*Material provided*.
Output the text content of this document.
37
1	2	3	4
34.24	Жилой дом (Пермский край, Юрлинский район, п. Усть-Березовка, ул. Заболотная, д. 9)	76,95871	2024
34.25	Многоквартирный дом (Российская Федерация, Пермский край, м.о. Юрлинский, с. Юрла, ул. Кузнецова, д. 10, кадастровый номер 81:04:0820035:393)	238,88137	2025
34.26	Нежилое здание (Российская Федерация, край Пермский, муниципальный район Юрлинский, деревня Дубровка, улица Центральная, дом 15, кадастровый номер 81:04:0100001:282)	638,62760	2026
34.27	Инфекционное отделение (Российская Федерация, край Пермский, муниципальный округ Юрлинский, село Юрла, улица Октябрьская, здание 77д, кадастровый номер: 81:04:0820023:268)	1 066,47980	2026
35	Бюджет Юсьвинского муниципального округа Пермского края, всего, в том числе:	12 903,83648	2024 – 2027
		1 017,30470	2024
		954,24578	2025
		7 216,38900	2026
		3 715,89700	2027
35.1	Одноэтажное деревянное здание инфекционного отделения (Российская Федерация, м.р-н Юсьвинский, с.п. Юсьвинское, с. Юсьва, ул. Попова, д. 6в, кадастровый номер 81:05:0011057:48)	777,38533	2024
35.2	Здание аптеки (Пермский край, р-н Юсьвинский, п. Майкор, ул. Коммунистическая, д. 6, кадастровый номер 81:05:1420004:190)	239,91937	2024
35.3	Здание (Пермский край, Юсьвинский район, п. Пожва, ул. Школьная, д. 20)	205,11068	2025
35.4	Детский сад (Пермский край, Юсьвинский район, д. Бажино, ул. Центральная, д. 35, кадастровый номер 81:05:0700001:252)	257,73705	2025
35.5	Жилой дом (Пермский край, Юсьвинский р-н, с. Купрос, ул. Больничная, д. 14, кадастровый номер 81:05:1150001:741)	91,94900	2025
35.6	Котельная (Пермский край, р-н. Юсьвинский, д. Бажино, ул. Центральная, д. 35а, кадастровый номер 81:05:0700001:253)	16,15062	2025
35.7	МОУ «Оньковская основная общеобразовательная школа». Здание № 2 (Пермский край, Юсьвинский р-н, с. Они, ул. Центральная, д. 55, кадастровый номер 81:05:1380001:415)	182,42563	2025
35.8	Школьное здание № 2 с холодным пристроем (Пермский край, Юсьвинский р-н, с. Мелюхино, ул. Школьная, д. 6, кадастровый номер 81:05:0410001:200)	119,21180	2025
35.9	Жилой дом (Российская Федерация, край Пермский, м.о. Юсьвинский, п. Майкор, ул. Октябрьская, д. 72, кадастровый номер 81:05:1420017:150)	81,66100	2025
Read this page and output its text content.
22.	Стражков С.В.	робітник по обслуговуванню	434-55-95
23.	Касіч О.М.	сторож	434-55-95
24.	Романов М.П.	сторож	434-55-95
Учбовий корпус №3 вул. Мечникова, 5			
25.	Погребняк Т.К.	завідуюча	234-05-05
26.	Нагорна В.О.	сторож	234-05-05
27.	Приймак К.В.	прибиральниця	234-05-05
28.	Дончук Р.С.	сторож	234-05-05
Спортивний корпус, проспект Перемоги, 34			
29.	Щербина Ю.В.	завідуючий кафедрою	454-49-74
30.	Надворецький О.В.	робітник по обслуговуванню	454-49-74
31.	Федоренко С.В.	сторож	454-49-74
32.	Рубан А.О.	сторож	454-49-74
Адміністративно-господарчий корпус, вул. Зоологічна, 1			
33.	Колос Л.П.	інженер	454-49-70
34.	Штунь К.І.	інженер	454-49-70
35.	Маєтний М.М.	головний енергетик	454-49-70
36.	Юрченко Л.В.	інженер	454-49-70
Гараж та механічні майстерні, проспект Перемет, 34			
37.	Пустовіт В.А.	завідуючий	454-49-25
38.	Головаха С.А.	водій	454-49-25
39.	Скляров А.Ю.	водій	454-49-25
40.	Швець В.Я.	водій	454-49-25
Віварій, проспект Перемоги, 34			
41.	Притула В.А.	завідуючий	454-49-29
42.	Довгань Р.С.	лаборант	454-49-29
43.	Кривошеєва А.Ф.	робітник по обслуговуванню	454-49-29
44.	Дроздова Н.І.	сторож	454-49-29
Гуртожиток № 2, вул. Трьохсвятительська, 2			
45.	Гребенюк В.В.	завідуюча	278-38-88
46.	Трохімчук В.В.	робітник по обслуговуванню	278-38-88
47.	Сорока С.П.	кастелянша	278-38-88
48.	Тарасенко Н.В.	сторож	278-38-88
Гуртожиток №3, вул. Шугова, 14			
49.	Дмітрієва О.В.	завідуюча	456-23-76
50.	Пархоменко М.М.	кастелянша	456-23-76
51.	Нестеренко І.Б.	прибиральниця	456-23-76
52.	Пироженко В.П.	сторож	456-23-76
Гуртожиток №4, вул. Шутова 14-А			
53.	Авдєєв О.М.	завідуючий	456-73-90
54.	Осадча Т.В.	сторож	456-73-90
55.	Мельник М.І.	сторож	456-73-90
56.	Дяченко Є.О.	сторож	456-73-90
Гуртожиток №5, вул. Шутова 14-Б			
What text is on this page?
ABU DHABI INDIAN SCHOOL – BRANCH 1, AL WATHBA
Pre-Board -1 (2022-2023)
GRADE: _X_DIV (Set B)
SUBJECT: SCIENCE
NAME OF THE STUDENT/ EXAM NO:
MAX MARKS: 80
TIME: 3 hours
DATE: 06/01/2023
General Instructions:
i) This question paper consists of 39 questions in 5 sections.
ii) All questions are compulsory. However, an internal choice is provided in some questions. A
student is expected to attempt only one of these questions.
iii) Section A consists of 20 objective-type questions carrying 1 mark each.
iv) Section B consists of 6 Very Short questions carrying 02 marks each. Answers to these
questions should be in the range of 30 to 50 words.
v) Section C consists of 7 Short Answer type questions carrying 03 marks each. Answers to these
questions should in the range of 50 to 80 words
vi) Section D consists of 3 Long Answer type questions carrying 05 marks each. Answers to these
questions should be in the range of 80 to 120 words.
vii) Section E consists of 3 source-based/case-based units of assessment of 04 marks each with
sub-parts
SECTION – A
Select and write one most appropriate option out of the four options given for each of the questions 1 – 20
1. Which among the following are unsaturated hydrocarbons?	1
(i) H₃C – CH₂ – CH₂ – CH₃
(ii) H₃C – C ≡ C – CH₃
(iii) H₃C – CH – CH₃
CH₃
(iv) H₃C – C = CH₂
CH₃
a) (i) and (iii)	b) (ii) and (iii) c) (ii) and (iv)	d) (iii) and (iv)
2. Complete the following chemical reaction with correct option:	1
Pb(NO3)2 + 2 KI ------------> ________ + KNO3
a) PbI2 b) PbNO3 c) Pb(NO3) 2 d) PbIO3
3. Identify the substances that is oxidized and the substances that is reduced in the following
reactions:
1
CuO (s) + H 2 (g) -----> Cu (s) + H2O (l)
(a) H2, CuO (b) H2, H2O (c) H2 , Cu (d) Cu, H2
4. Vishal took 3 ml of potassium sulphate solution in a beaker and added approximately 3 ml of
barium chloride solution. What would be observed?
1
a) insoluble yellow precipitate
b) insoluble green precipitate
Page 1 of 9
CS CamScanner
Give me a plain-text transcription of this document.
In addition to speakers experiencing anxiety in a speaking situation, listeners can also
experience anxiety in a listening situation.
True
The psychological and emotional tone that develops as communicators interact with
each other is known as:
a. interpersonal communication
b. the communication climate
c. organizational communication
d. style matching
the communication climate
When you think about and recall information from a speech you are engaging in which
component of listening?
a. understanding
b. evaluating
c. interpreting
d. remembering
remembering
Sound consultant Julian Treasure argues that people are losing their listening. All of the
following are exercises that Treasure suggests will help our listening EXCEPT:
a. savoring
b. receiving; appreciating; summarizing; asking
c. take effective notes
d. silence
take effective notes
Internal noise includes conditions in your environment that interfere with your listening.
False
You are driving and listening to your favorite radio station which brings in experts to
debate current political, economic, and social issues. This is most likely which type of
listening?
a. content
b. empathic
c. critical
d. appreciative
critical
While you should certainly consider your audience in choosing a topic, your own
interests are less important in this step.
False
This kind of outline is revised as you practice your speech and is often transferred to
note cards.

*Stated task*.
Copy all lines of the material above where the string "інженер" occurs.

*Task solution*.
33.	Колос Л.П.	інженер	454-49-70
34.	Штунь К.І.	інженер	454-49-70
36.	Юрченко Л.В.	інженер	454-49-70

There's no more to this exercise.